— INSTRUCTIONS TO FOLLOW —
Return all entries precisely as they stand, without the images.

- - -

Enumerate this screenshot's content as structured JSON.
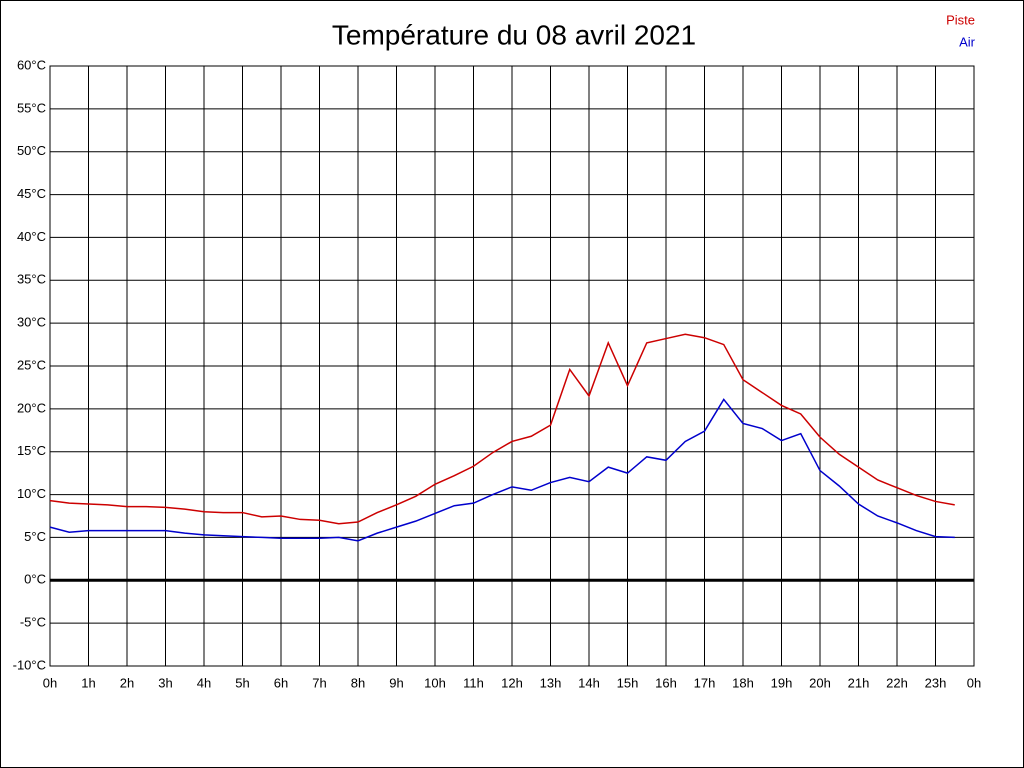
{
  "chart_data": {
    "type": "line",
    "title": "Température du 08 avril 2021",
    "x": [
      0,
      0.5,
      1,
      1.5,
      2,
      2.5,
      3,
      3.5,
      4,
      4.5,
      5,
      5.5,
      6,
      6.5,
      7,
      7.5,
      8,
      8.5,
      9,
      9.5,
      10,
      10.5,
      11,
      11.5,
      12,
      12.5,
      13,
      13.5,
      14,
      14.5,
      15,
      15.5,
      16,
      16.5,
      17,
      17.5,
      18,
      18.5,
      19,
      19.5,
      20,
      20.5,
      21,
      21.5,
      22,
      22.5,
      23,
      23.5
    ],
    "series": [
      {
        "name": "Piste",
        "color": "#cc0000",
        "values": [
          9.3,
          9.0,
          8.9,
          8.8,
          8.6,
          8.6,
          8.5,
          8.3,
          8.0,
          7.9,
          7.9,
          7.4,
          7.5,
          7.1,
          7.0,
          6.6,
          6.8,
          7.9,
          8.8,
          9.8,
          11.2,
          12.2,
          13.3,
          14.9,
          16.2,
          16.8,
          18.1,
          24.6,
          21.5,
          27.7,
          22.7,
          27.7,
          28.2,
          28.7,
          28.3,
          27.5,
          23.4,
          21.9,
          20.4,
          19.4,
          16.7,
          14.7,
          13.2,
          11.7,
          10.8,
          9.9,
          9.2,
          8.8
        ]
      },
      {
        "name": "Air",
        "color": "#0000cc",
        "values": [
          6.2,
          5.6,
          5.8,
          5.8,
          5.8,
          5.8,
          5.8,
          5.5,
          5.3,
          5.2,
          5.1,
          5.0,
          4.9,
          4.9,
          4.9,
          5.0,
          4.6,
          5.5,
          6.2,
          6.9,
          7.8,
          8.7,
          9.0,
          10.0,
          10.9,
          10.5,
          11.4,
          12.0,
          11.5,
          13.2,
          12.5,
          14.4,
          14.0,
          16.2,
          17.4,
          21.1,
          18.3,
          17.7,
          16.3,
          17.1,
          12.8,
          11.0,
          8.9,
          7.5,
          6.7,
          5.8,
          5.1,
          5.0
        ]
      }
    ],
    "xlim": [
      0,
      24
    ],
    "xticks": [
      {
        "value": 0,
        "label": "0h"
      },
      {
        "value": 1,
        "label": "1h"
      },
      {
        "value": 2,
        "label": "2h"
      },
      {
        "value": 3,
        "label": "3h"
      },
      {
        "value": 4,
        "label": "4h"
      },
      {
        "value": 5,
        "label": "5h"
      },
      {
        "value": 6,
        "label": "6h"
      },
      {
        "value": 7,
        "label": "7h"
      },
      {
        "value": 8,
        "label": "8h"
      },
      {
        "value": 9,
        "label": "9h"
      },
      {
        "value": 10,
        "label": "10h"
      },
      {
        "value": 11,
        "label": "11h"
      },
      {
        "value": 12,
        "label": "12h"
      },
      {
        "value": 13,
        "label": "13h"
      },
      {
        "value": 14,
        "label": "14h"
      },
      {
        "value": 15,
        "label": "15h"
      },
      {
        "value": 16,
        "label": "16h"
      },
      {
        "value": 17,
        "label": "17h"
      },
      {
        "value": 18,
        "label": "18h"
      },
      {
        "value": 19,
        "label": "19h"
      },
      {
        "value": 20,
        "label": "20h"
      },
      {
        "value": 21,
        "label": "21h"
      },
      {
        "value": 22,
        "label": "22h"
      },
      {
        "value": 23,
        "label": "23h"
      },
      {
        "value": 24,
        "label": "0h"
      }
    ],
    "ylim": [
      -10,
      60
    ],
    "yticks": [
      {
        "value": -10,
        "label": "-10°C"
      },
      {
        "value": -5,
        "label": "-5°C"
      },
      {
        "value": 0,
        "label": "0°C"
      },
      {
        "value": 5,
        "label": "5°C"
      },
      {
        "value": 10,
        "label": "10°C"
      },
      {
        "value": 15,
        "label": "15°C"
      },
      {
        "value": 20,
        "label": "20°C"
      },
      {
        "value": 25,
        "label": "25°C"
      },
      {
        "value": 30,
        "label": "30°C"
      },
      {
        "value": 35,
        "label": "35°C"
      },
      {
        "value": 40,
        "label": "40°C"
      },
      {
        "value": 45,
        "label": "45°C"
      },
      {
        "value": 50,
        "label": "50°C"
      },
      {
        "value": 55,
        "label": "55°C"
      },
      {
        "value": 60,
        "label": "60°C"
      }
    ],
    "grid": true,
    "legend": "top-right"
  }
}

- - -

— ANSWER —
Enumerate this screenshot's content as structured JSON.
{
  "chart_data": {
    "type": "line",
    "title": "Température du 08 avril 2021",
    "x": [
      0,
      0.5,
      1,
      1.5,
      2,
      2.5,
      3,
      3.5,
      4,
      4.5,
      5,
      5.5,
      6,
      6.5,
      7,
      7.5,
      8,
      8.5,
      9,
      9.5,
      10,
      10.5,
      11,
      11.5,
      12,
      12.5,
      13,
      13.5,
      14,
      14.5,
      15,
      15.5,
      16,
      16.5,
      17,
      17.5,
      18,
      18.5,
      19,
      19.5,
      20,
      20.5,
      21,
      21.5,
      22,
      22.5,
      23,
      23.5
    ],
    "series": [
      {
        "name": "Piste",
        "color": "#cc0000",
        "values": [
          9.3,
          9.0,
          8.9,
          8.8,
          8.6,
          8.6,
          8.5,
          8.3,
          8.0,
          7.9,
          7.9,
          7.4,
          7.5,
          7.1,
          7.0,
          6.6,
          6.8,
          7.9,
          8.8,
          9.8,
          11.2,
          12.2,
          13.3,
          14.9,
          16.2,
          16.8,
          18.1,
          24.6,
          21.5,
          27.7,
          22.7,
          27.7,
          28.2,
          28.7,
          28.3,
          27.5,
          23.4,
          21.9,
          20.4,
          19.4,
          16.7,
          14.7,
          13.2,
          11.7,
          10.8,
          9.9,
          9.2,
          8.8
        ]
      },
      {
        "name": "Air",
        "color": "#0000cc",
        "values": [
          6.2,
          5.6,
          5.8,
          5.8,
          5.8,
          5.8,
          5.8,
          5.5,
          5.3,
          5.2,
          5.1,
          5.0,
          4.9,
          4.9,
          4.9,
          5.0,
          4.6,
          5.5,
          6.2,
          6.9,
          7.8,
          8.7,
          9.0,
          10.0,
          10.9,
          10.5,
          11.4,
          12.0,
          11.5,
          13.2,
          12.5,
          14.4,
          14.0,
          16.2,
          17.4,
          21.1,
          18.3,
          17.7,
          16.3,
          17.1,
          12.8,
          11.0,
          8.9,
          7.5,
          6.7,
          5.8,
          5.1,
          5.0
        ]
      }
    ],
    "xlim": [
      0,
      24
    ],
    "xticks": [
      {
        "value": 0,
        "label": "0h"
      },
      {
        "value": 1,
        "label": "1h"
      },
      {
        "value": 2,
        "label": "2h"
      },
      {
        "value": 3,
        "label": "3h"
      },
      {
        "value": 4,
        "label": "4h"
      },
      {
        "value": 5,
        "label": "5h"
      },
      {
        "value": 6,
        "label": "6h"
      },
      {
        "value": 7,
        "label": "7h"
      },
      {
        "value": 8,
        "label": "8h"
      },
      {
        "value": 9,
        "label": "9h"
      },
      {
        "value": 10,
        "label": "10h"
      },
      {
        "value": 11,
        "label": "11h"
      },
      {
        "value": 12,
        "label": "12h"
      },
      {
        "value": 13,
        "label": "13h"
      },
      {
        "value": 14,
        "label": "14h"
      },
      {
        "value": 15,
        "label": "15h"
      },
      {
        "value": 16,
        "label": "16h"
      },
      {
        "value": 17,
        "label": "17h"
      },
      {
        "value": 18,
        "label": "18h"
      },
      {
        "value": 19,
        "label": "19h"
      },
      {
        "value": 20,
        "label": "20h"
      },
      {
        "value": 21,
        "label": "21h"
      },
      {
        "value": 22,
        "label": "22h"
      },
      {
        "value": 23,
        "label": "23h"
      },
      {
        "value": 24,
        "label": "0h"
      }
    ],
    "ylim": [
      -10,
      60
    ],
    "yticks": [
      {
        "value": -10,
        "label": "-10°C"
      },
      {
        "value": -5,
        "label": "-5°C"
      },
      {
        "value": 0,
        "label": "0°C"
      },
      {
        "value": 5,
        "label": "5°C"
      },
      {
        "value": 10,
        "label": "10°C"
      },
      {
        "value": 15,
        "label": "15°C"
      },
      {
        "value": 20,
        "label": "20°C"
      },
      {
        "value": 25,
        "label": "25°C"
      },
      {
        "value": 30,
        "label": "30°C"
      },
      {
        "value": 35,
        "label": "35°C"
      },
      {
        "value": 40,
        "label": "40°C"
      },
      {
        "value": 45,
        "label": "45°C"
      },
      {
        "value": 50,
        "label": "50°C"
      },
      {
        "value": 55,
        "label": "55°C"
      },
      {
        "value": 60,
        "label": "60°C"
      }
    ],
    "grid": true,
    "legend": "top-right"
  }
}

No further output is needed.